Le 17 janvier 2023, le scandale qui a secoué l’UE a connu un développement spectaculaire. L’ancien député européen qui aurait dirigé le réseau criminel ayant reçu des pots-de-vin du Qatar et du Maroc a conclu un accord de plaidoyer et a accepté de tout révéler. Mais qu’est-ce que le Qatargate ? Qui sont les suspects ? Et quelles ont été les retombées politiques ?
Quelques heures avant que l’Argentine ne gagne contre les Pays-Bas au stade de Lusail au Qatar, le 9 décembre 2022, le père de la vice-présidente du Parlement européen Éva Kaïlí a été arrêté devant l’hôtel Sofitel de Bruxelles avec une valise remplie d’argent en cash. Selon le juge, Éva Kaïlí a été prise en flagrant délit, et a donc perdu son immunité. L’eurodéputée grecque a été arrêtée au milieu d’une série de raids de la police qui, au total, a saisi 1,5 million d’euros. Elle a été suspendue par l’Alliance progressiste des socialistes et démocrates (S&D), qui est aussi le groupe de l’ancien eurodéputé italien Pier Antonio Panzeri, son collègue suspect et le chef présumé du scandale.

┄┄┄┄┄┄┄┄┄┄

■ Défi A:
Répondez aux questions suivantes à partir du texte sur le Qatargate :
(i) Quelle date le texte associe-t-il au développement spectaculaire du scandale ?
(ii) Devant quel hôtel le père d'Éva Kaïlí a-t-il été arrêté ?
(iii) Quel montant la police a-t-elle saisi au total lors de la série de raids ?
■ Défi B: Citez le passage du texte sur le Qatargate qui commence aux mots « Quelques heures avant » et se termine après les mots « présumé du scandale. ».

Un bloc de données
┄┄┄┄┄┄┄┄┄┄

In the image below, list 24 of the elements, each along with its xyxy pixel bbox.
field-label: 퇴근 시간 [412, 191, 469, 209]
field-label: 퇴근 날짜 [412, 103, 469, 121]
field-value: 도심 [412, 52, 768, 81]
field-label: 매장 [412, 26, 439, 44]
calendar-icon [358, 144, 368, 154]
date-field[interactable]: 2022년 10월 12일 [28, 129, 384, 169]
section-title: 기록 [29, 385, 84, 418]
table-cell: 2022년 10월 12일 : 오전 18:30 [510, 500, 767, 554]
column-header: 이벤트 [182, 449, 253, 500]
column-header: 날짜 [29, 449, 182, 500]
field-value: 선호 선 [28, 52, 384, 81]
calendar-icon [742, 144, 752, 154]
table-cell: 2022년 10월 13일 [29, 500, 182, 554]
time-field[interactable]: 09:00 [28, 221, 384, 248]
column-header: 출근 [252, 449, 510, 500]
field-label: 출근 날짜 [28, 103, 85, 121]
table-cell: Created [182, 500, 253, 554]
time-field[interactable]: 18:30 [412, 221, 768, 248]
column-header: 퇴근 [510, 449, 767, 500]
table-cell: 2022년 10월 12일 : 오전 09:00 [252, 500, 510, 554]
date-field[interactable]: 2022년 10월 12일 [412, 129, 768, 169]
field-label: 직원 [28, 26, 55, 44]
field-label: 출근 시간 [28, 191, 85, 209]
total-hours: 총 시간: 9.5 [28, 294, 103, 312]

┄┄┄┄┄┄┄┄┄┄

■ Réponse complète A:
(i) Le 17 janvier 2023.
(ii) Devant l'hôtel Sofitel de Bruxelles.
(iii) 1,5 million d'euros.

■ Réponse complète B:
Quelques heures avant que l’Argentine ne gagne contre les Pays-Bas au stade de Lusail au Qatar, le 9 décembre 2022, le père de la vice-présidente du Parlement européen Éva Kaïlí a été arrêté devant l’hôtel Sofitel de Bruxelles avec une valise remplie d’argent en cash. Selon le juge, Éva Kaïlí a été prise en flagrant délit, et a donc perdu son immunité. L’eurodéputée grecque a été arrêtée au milieu d’une série de raids de la police qui, au total, a saisi 1,5 million d’euros. Elle a été suspendue par l’Alliance progressiste des socialistes et démocrates (S&D), qui est aussi le groupe de l’ancien eurodéputé italien Pier Antonio Panzeri, son collègue suspect et le chef présumé du scandale.